### Aufgabe
Aktualisiere die Zeilen, beginnend bei der Zeile mit "category-label: Geylang (280, 234, 314, 244)" und endend nach der Zeile mit "registration-value-label: 7 (75, 404, 80, 414)". Ersetze darin "consultation-bar" durch "consultation-balken" und gib diese Zeilen sonst unverändert wieder.
+-------+
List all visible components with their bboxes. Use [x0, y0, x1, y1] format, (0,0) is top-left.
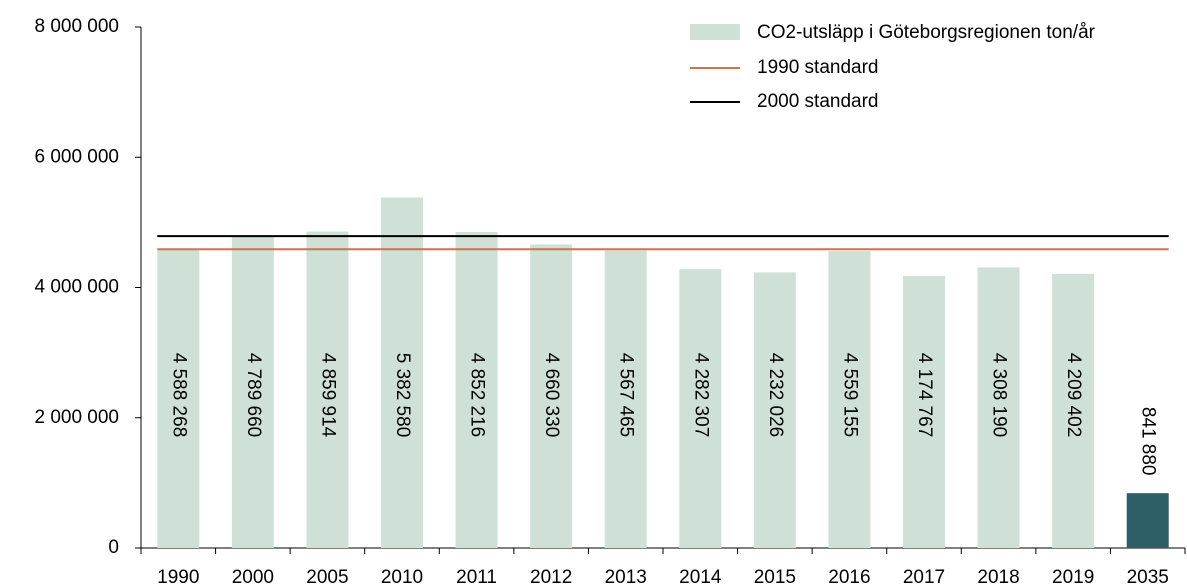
- y-tick-label: 0: [108, 537, 119, 558]
- legend-label: CO2-utsläpp i Göteborgsregionen ton/år: [757, 22, 1096, 43]
- x-tick-label: 2016: [828, 567, 870, 587]
- x-tick-label: 2000: [232, 567, 274, 587]
- value-label: 841 880: [1138, 407, 1159, 476]
- y-tick-label: 4 000 000: [34, 277, 119, 298]
- x-tick-label: 1990: [157, 567, 199, 587]
- x-tick-label: 2013: [605, 567, 647, 587]
- x-tick-label: 2017: [903, 567, 945, 587]
- bar: [306, 231, 349, 548]
- legend-label: 1990 standard: [757, 57, 879, 78]
- x-tick-label: 2018: [977, 567, 1019, 587]
- value-label: 4 859 914: [317, 353, 338, 438]
- value-label: 5 382 580: [392, 353, 413, 438]
- bar: [1052, 273, 1095, 548]
- bar: [157, 249, 200, 549]
- y-tick-label: 6 000 000: [34, 146, 119, 167]
- bar: [455, 231, 498, 548]
- x-tick-label: 2035: [1127, 567, 1169, 587]
- y-tick-label: 2 000 000: [34, 407, 119, 428]
- value-label: 4 232 026: [765, 353, 786, 438]
- x-tick-label: 2019: [1052, 567, 1094, 587]
- bar: [1126, 493, 1169, 548]
- value-label: 4 789 660: [243, 353, 264, 438]
- bar: [753, 272, 796, 548]
- bar: [903, 276, 945, 548]
- bar: [679, 269, 722, 548]
- value-label: 4 174 767: [914, 353, 935, 438]
- x-tick-label: 2011: [456, 567, 497, 587]
- value-label: 4 308 190: [989, 353, 1010, 438]
- bar: [381, 197, 423, 548]
- value-label: 4 852 216: [467, 353, 488, 438]
- value-label: 4 567 465: [616, 353, 637, 438]
- legend-label: 2000 standard: [757, 91, 879, 112]
- bar: [828, 251, 871, 549]
- value-label: 4 559 155: [839, 353, 860, 438]
- value-label: 4 209 402: [1063, 353, 1084, 438]
- x-tick-label: 2015: [754, 567, 796, 587]
- legend-swatch: [690, 24, 740, 40]
- x-tick-label: 2012: [530, 567, 572, 587]
- value-label: 4 282 307: [690, 353, 711, 438]
- x-tick-label: 2010: [381, 567, 423, 587]
- bar: [604, 250, 647, 549]
- y-tick-label: 8 000 000: [34, 16, 119, 37]
- bar: [231, 236, 274, 548]
- x-tick-label: 2014: [679, 567, 722, 587]
- value-label: 4 660 330: [541, 353, 562, 438]
- bar: [530, 244, 573, 548]
- bar: [977, 267, 1020, 548]
- x-tick-label: 2005: [306, 567, 348, 587]
- value-label: 4 588 268: [168, 353, 189, 438]
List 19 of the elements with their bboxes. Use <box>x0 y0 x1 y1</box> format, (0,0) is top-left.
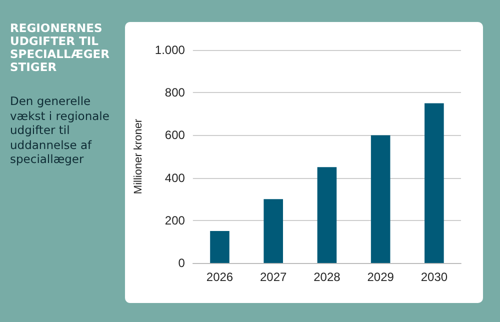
text: Den generelle vækst i regionale udgifter til uddannelse af speciallæger <box>10 94 110 166</box>
y-axis-title: Millioner kroner <box>132 118 144 194</box>
x-tick-label: 2030 <box>420 270 448 284</box>
x-tick-label: 2027 <box>260 270 288 284</box>
y-tick-label: 800 <box>164 86 186 100</box>
x-tick-label: 2028 <box>314 270 341 284</box>
bar <box>370 135 390 263</box>
y-tick-label: 600 <box>164 128 186 142</box>
x-tick-label: 2029 <box>367 270 394 284</box>
bar <box>264 199 283 263</box>
y-tick-label: 400 <box>164 170 186 185</box>
y-tick-label: 1.000 <box>154 43 186 57</box>
bar <box>424 103 444 263</box>
bar <box>210 231 230 263</box>
bar <box>317 167 337 263</box>
x-tick-label: 2026 <box>206 270 234 284</box>
y-tick-label: 200 <box>164 213 186 228</box>
text: REGIONERNES UDGIFTER TIL SPECIALLÆGER STIGER <box>10 21 110 74</box>
y-tick-label: 0 <box>178 256 186 270</box>
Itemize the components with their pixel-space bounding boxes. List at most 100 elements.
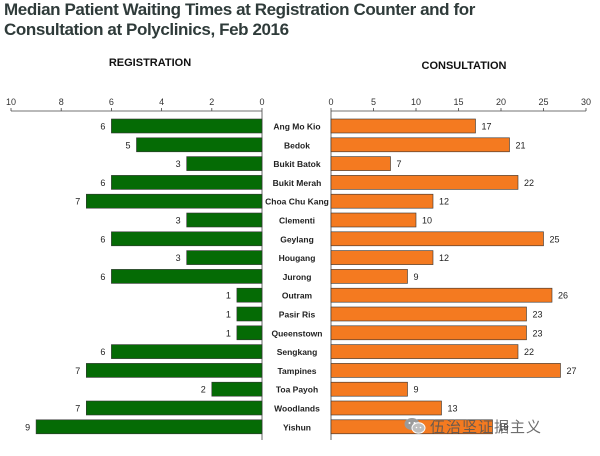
category-label: Geylang (280, 234, 314, 244)
registration-bar (111, 344, 263, 359)
consultation-bar (330, 287, 553, 303)
registration-value-label: 9 (25, 422, 30, 432)
registration-tick-label: 2 (209, 97, 214, 107)
registration-bar (111, 118, 263, 134)
registration-value-label: 1 (226, 291, 231, 301)
watermark: 伍治坚证据主义 (404, 416, 542, 436)
registration-bar (186, 212, 263, 228)
consultation-value-label: 27 (567, 366, 577, 376)
consultation-bar (330, 400, 442, 416)
registration-bar (186, 250, 263, 265)
registration-value-label: 2 (201, 385, 206, 395)
consultation-value-label: 12 (439, 253, 449, 263)
registration-value-label: 7 (75, 404, 80, 414)
registration-bar (86, 193, 263, 209)
registration-bar (111, 175, 263, 190)
consultation-value-label: 10 (422, 216, 432, 226)
consultation-value-label: 17 (482, 122, 492, 132)
registration-bar (236, 306, 263, 322)
consultation-title: CONSULTATION (422, 60, 507, 72)
category-label: Queenstown (271, 328, 322, 338)
consultation-bar (330, 175, 519, 190)
category-label: Choa Chu Kang (265, 197, 329, 207)
registration-value-label: 6 (100, 234, 105, 244)
consultation-bar (330, 344, 519, 359)
registration-value-label: 6 (100, 272, 105, 282)
consultation-bar (330, 325, 527, 341)
chart-title: Median Patient Waiting Times at Registra… (4, 0, 475, 39)
consultation-bar (330, 156, 391, 171)
category-label: Clementi (279, 216, 315, 226)
consultation-value-label: 13 (448, 404, 458, 414)
category-label: Ang Mo Kio (273, 122, 320, 132)
registration-value-label: 3 (176, 216, 181, 226)
registration-value-label: 6 (100, 347, 105, 357)
consultation-value-label: 23 (533, 328, 543, 338)
category-label: Hougang (279, 253, 316, 263)
consultation-tick-label: 30 (581, 97, 591, 107)
consultation-bar (330, 269, 408, 284)
category-label: Yishun (283, 422, 311, 432)
registration-tick-label: 4 (159, 97, 164, 107)
wechat-icon (404, 418, 426, 434)
registration-value-label: 1 (226, 310, 231, 320)
consultation-value-label: 22 (524, 347, 534, 357)
consultation-tick-label: 20 (496, 97, 506, 107)
registration-value-label: 3 (176, 159, 181, 169)
consultation-tick-label: 0 (328, 97, 333, 107)
watermark-text: 伍治坚证据主义 (430, 417, 543, 436)
consultation-tick-label: 10 (411, 97, 421, 107)
registration-value-label: 6 (100, 122, 105, 132)
category-label: Bukit Batok (273, 159, 321, 169)
consultation-tick-label: 5 (371, 97, 376, 107)
consultation-bar (330, 137, 510, 153)
consultation-value-label: 9 (414, 272, 419, 282)
registration-tick-label: 6 (109, 97, 114, 107)
registration-bar (236, 287, 263, 303)
consultation-bar (330, 231, 544, 247)
consultation-bar (330, 250, 434, 265)
registration-bar (236, 325, 263, 341)
registration-bar (111, 231, 263, 247)
registration-bar (186, 156, 263, 171)
consultation-value-label: 21 (516, 140, 526, 150)
registration-value-label: 5 (125, 140, 130, 150)
consultation-value-label: 19 (499, 422, 509, 432)
category-label: Outram (282, 291, 313, 301)
consultation-value-label: 23 (533, 310, 543, 320)
registration-value-label: 1 (226, 328, 231, 338)
registration-value-label: 7 (75, 197, 80, 207)
consultation-value-label: 25 (550, 234, 560, 244)
category-label: Woodlands (274, 404, 320, 414)
consultation-value-label: 9 (414, 385, 419, 395)
registration-tick-label: 0 (259, 97, 264, 107)
consultation-bar (330, 381, 408, 397)
registration-value-label: 7 (75, 366, 80, 376)
consultation-value-label: 22 (524, 178, 534, 188)
consultation-tick-label: 15 (453, 97, 463, 107)
consultation-bar (330, 118, 476, 134)
registration-bar (111, 269, 263, 284)
registration-bar (211, 381, 263, 397)
consultation-value-label: 26 (558, 291, 568, 301)
category-label: Bukit Merah (273, 178, 322, 188)
registration-value-label: 6 (100, 178, 105, 188)
registration-title: REGISTRATION (109, 57, 191, 69)
category-label: Bedok (284, 140, 310, 150)
registration-bar (35, 419, 263, 435)
registration-bar (86, 363, 263, 378)
consultation-bar (330, 193, 434, 209)
category-label: Toa Payoh (276, 385, 318, 395)
category-label: Tampines (277, 366, 316, 376)
consultation-bar (330, 363, 561, 378)
registration-tick-label: 10 (6, 97, 16, 107)
registration-bar (86, 400, 263, 416)
consultation-bar (330, 212, 417, 228)
category-label: Jurong (283, 272, 312, 282)
registration-bar (136, 137, 263, 153)
registration-tick-label: 8 (59, 97, 64, 107)
registration-value-label: 3 (176, 253, 181, 263)
category-label: Sengkang (277, 347, 318, 357)
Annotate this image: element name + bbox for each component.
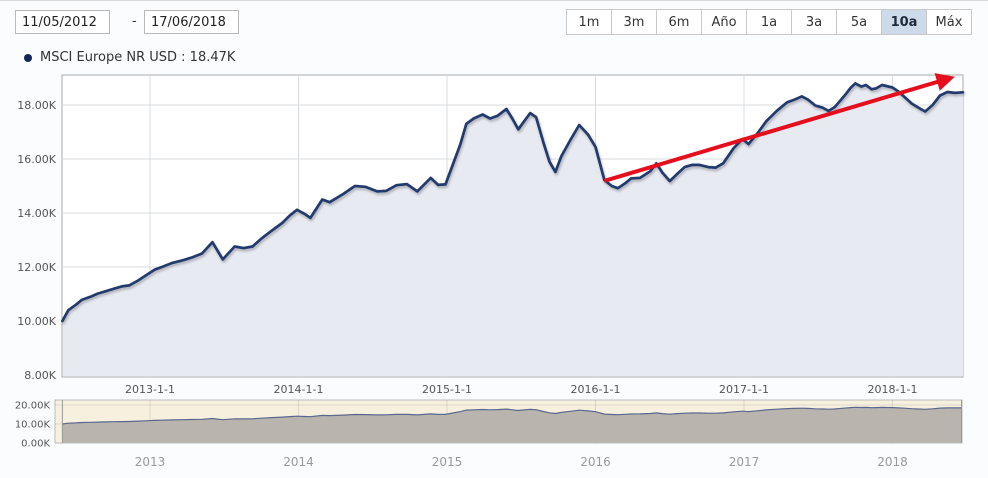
svg-text:2013: 2013 (135, 455, 166, 469)
range-button-1m[interactable]: 1m (566, 9, 612, 35)
y-axis-labels: 8.00K 10.00K 12.00K 14.00K 16.00K 18.00K (17, 99, 56, 382)
navigator-x-labels: 2013 2014 2015 2016 2017 2018 (135, 455, 908, 469)
svg-text:2015: 2015 (432, 455, 463, 469)
range-button-año[interactable]: Año (701, 9, 747, 35)
range-button-5a[interactable]: 5a (836, 9, 882, 35)
svg-text:2013-1-1: 2013-1-1 (125, 383, 175, 396)
range-button-1a[interactable]: 1a (746, 9, 792, 35)
svg-text:2018: 2018 (877, 455, 908, 469)
svg-text:20.00K: 20.00K (15, 401, 51, 412)
date-range-separator: - (132, 14, 137, 29)
navigator-area-series (62, 407, 962, 443)
range-button-10a[interactable]: 10a (881, 9, 927, 35)
svg-text:2015-1-1: 2015-1-1 (422, 383, 472, 396)
svg-text:2016-1-1: 2016-1-1 (571, 383, 621, 396)
svg-text:2017-1-1: 2017-1-1 (719, 383, 769, 396)
navigator-line-series (62, 406, 962, 425)
x-axis-labels: 2013-1-1 2014-1-1 2015-1-1 2016-1-1 2017-1-1… (125, 383, 917, 396)
range-button-group: 1m 3m 6m Año 1a 3a 5a 10a Máx (566, 9, 972, 35)
svg-text:10.00K: 10.00K (17, 315, 56, 328)
range-button-6m[interactable]: 6m (656, 9, 702, 35)
svg-text:2014-1-1: 2014-1-1 (274, 383, 324, 396)
svg-text:2018-1-1: 2018-1-1 (868, 383, 918, 396)
svg-text:2016: 2016 (580, 455, 611, 469)
range-button-3m[interactable]: 3m (611, 9, 657, 35)
svg-text:8.00K: 8.00K (24, 369, 56, 382)
svg-text:14.00K: 14.00K (17, 207, 56, 220)
date-to-input[interactable] (144, 10, 239, 34)
svg-text:2014: 2014 (283, 455, 314, 469)
navigator-chart (54, 399, 963, 444)
svg-text:12.00K: 12.00K (17, 261, 56, 274)
navigator-y-labels: 0.00K 10.00K 20.00K (15, 401, 51, 450)
date-from-input[interactable] (15, 10, 110, 34)
trend-arrow (603, 73, 955, 183)
svg-text:2017: 2017 (729, 455, 760, 469)
series-marker-icon (24, 53, 32, 62)
svg-text:16.00K: 16.00K (17, 153, 56, 166)
series-legend: MSCI Europe NR USD : 18.47K (24, 50, 235, 65)
main-line-series (61, 82, 965, 323)
legend-label: MSCI Europe NR USD : 18.47K (40, 50, 236, 65)
range-button-3a[interactable]: 3a (791, 9, 837, 35)
svg-text:0.00K: 0.00K (21, 439, 50, 450)
svg-text:18.00K: 18.00K (17, 99, 56, 112)
top-divider (0, 0, 988, 1)
main-area-series (62, 83, 963, 377)
range-button-máx[interactable]: Máx (926, 9, 972, 35)
svg-text:10.00K: 10.00K (15, 420, 51, 431)
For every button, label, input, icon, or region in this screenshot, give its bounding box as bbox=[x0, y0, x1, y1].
+-------+
### Lösung
category-label: Geylang (280, 234, 314, 244)
registration-bar (111, 344, 263, 359)
consultation-balken (330, 287, 553, 303)
registration-value-label: 9 (25, 422, 30, 432)
registration-tick-label: 2 (209, 97, 214, 107)
registration-bar (111, 118, 263, 134)
registration-value-label: 1 (226, 291, 231, 301)
watermark: 伍治坚证据主义 (404, 416, 542, 436)
registration-bar (186, 212, 263, 228)
consultation-value-label: 27 (567, 366, 577, 376)
consultation-balken (330, 400, 442, 416)
registration-bar (186, 250, 263, 265)
registration-value-label: 2 (201, 385, 206, 395)
consultation-value-label: 12 (439, 253, 449, 263)
registration-value-label: 7 (75, 404, 80, 414)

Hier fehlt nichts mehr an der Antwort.